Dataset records
####################

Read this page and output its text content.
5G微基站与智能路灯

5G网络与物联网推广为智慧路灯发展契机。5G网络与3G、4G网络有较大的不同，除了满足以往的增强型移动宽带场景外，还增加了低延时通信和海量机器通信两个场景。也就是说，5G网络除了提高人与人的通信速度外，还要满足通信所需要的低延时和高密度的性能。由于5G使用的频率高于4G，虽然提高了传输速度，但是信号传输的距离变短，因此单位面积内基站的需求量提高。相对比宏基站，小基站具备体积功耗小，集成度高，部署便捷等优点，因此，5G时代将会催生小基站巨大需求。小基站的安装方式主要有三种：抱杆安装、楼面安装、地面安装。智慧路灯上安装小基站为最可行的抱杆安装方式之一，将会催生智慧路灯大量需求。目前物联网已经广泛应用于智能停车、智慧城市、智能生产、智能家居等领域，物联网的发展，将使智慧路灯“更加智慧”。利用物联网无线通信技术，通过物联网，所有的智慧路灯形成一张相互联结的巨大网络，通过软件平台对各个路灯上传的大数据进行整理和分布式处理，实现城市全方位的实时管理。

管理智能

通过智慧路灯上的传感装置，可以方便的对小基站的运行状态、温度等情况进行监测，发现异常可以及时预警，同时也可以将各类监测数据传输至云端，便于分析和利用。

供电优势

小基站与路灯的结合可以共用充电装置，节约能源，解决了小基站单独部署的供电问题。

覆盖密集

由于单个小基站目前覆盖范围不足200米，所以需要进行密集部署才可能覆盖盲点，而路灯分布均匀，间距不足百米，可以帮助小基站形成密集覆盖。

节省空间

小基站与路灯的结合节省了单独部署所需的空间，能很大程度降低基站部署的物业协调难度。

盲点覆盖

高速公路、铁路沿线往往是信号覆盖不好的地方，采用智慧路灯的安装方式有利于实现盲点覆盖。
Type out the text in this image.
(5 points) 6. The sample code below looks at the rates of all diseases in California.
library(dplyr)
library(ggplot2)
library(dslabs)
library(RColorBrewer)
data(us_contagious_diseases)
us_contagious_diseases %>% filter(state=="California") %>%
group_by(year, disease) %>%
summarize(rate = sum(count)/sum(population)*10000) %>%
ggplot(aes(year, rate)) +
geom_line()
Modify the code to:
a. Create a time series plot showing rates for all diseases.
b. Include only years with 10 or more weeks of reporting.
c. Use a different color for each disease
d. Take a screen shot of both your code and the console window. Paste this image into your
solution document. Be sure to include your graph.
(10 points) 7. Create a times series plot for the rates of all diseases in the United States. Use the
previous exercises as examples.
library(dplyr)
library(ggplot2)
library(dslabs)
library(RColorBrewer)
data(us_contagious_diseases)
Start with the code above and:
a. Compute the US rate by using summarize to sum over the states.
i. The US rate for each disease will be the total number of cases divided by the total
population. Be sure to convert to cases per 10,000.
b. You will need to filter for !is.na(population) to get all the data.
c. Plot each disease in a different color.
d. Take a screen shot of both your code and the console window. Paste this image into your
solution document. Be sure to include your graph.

####################

→ **Aim**
Check each line of the records for "Create" and copy the ones that contain it.

→ **Complete output**
a. Create a time series plot showing rates for all diseases.
(10 points) 7. Create a times series plot for the rates of all diseases in the United States. Use the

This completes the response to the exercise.